# THE REQUEST
Pictures in the data below are not part of the copy; transcribe everything else exactly.
[START SUPPLIED INFORMATION]
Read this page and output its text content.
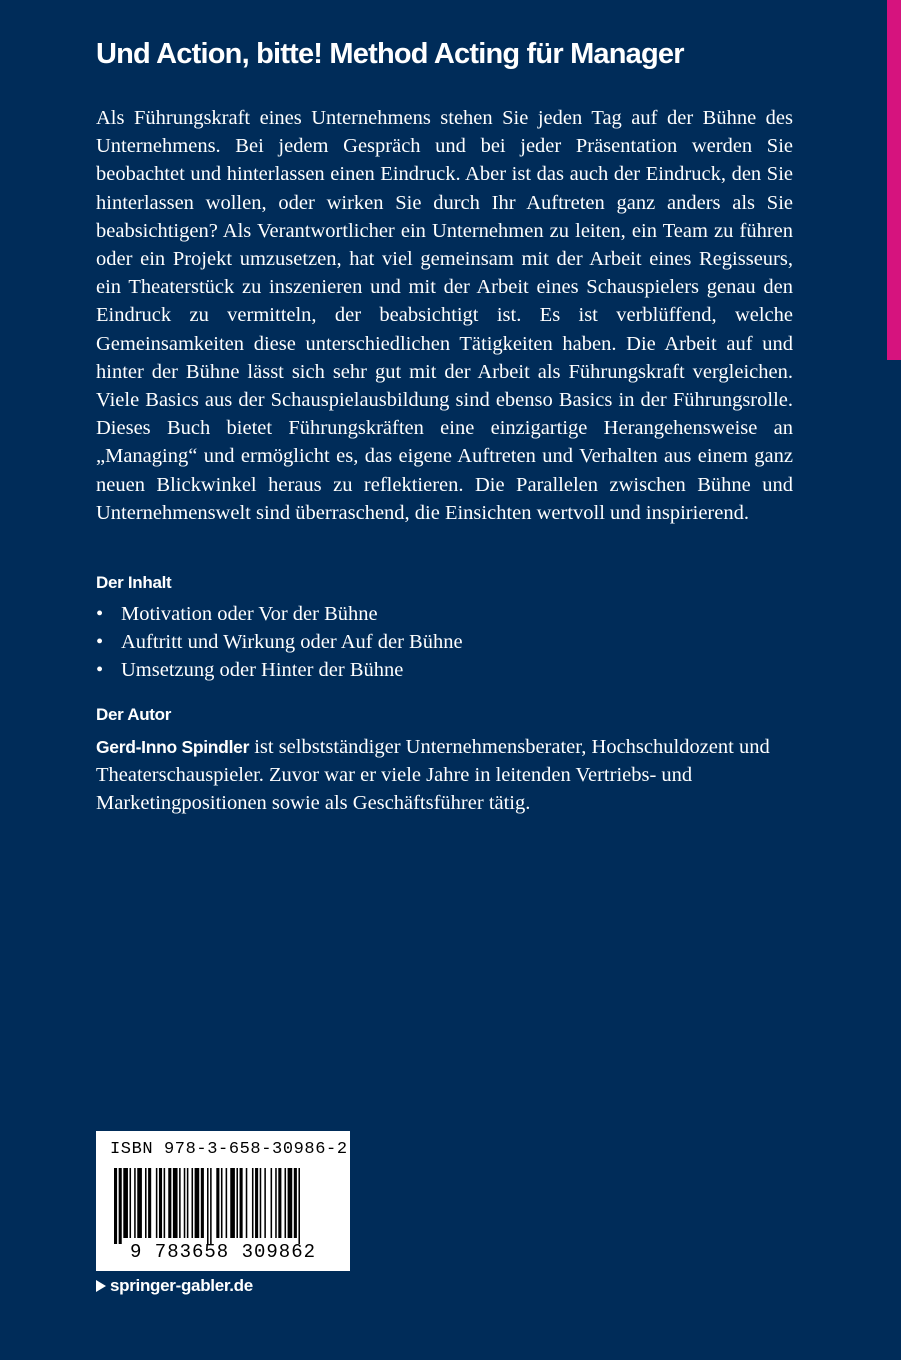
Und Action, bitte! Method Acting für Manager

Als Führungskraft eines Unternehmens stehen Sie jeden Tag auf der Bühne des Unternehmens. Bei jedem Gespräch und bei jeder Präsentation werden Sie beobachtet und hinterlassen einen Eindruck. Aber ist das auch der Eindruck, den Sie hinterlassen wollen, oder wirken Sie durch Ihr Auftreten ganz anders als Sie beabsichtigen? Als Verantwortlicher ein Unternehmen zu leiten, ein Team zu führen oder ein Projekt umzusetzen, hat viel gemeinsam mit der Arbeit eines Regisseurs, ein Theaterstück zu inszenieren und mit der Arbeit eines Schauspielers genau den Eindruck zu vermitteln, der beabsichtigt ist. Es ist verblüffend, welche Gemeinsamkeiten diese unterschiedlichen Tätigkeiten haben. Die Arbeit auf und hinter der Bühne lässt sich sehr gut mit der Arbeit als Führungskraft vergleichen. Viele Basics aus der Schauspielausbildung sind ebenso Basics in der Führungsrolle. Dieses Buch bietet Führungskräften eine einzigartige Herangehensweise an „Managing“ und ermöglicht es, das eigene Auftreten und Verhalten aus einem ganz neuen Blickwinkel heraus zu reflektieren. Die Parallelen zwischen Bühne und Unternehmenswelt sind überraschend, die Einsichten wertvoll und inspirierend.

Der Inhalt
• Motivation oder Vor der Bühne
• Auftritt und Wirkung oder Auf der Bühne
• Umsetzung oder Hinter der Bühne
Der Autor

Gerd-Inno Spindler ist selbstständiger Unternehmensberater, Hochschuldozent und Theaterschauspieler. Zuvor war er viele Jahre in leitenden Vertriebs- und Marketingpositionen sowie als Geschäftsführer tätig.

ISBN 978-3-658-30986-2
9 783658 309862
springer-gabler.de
[END SUPPLIED INFORMATION]
# THE RESULT
Read this page and output its text content.
Und Action, bitte! Method Acting für Manager

Als Führungskraft eines Unternehmens stehen Sie jeden Tag auf der Bühne des Unternehmens. Bei jedem Gespräch und bei jeder Präsentation werden Sie beobachtet und hinterlassen einen Eindruck. Aber ist das auch der Eindruck, den Sie hinterlassen wollen, oder wirken Sie durch Ihr Auftreten ganz anders als Sie beabsichtigen? Als Verantwortlicher ein Unternehmen zu leiten, ein Team zu führen oder ein Projekt umzusetzen, hat viel gemeinsam mit der Arbeit eines Regisseurs, ein Theaterstück zu inszenieren und mit der Arbeit eines Schauspielers genau den Eindruck zu vermitteln, der beabsichtigt ist. Es ist verblüffend, welche Gemeinsamkeiten diese unterschiedlichen Tätigkeiten haben. Die Arbeit auf und hinter der Bühne lässt sich sehr gut mit der Arbeit als Führungskraft vergleichen. Viele Basics aus der Schauspielausbildung sind ebenso Basics in der Führungsrolle. Dieses Buch bietet Führungskräften eine einzigartige Herangehensweise an „Managing“ und ermöglicht es, das eigene Auftreten und Verhalten aus einem ganz neuen Blickwinkel heraus zu reflektieren. Die Parallelen zwischen Bühne und Unternehmenswelt sind überraschend, die Einsichten wertvoll und inspirierend.

Der Inhalt
• Motivation oder Vor der Bühne
• Auftritt und Wirkung oder Auf der Bühne
• Umsetzung oder Hinter der Bühne
Der Autor

Gerd-Inno Spindler ist selbstständiger Unternehmensberater, Hochschuldozent und Theaterschauspieler. Zuvor war er viele Jahre in leitenden Vertriebs- und Marketingpositionen sowie als Geschäftsführer tätig.

ISBN 978-3-658-30986-2
9 783658 309862
springer-gabler.de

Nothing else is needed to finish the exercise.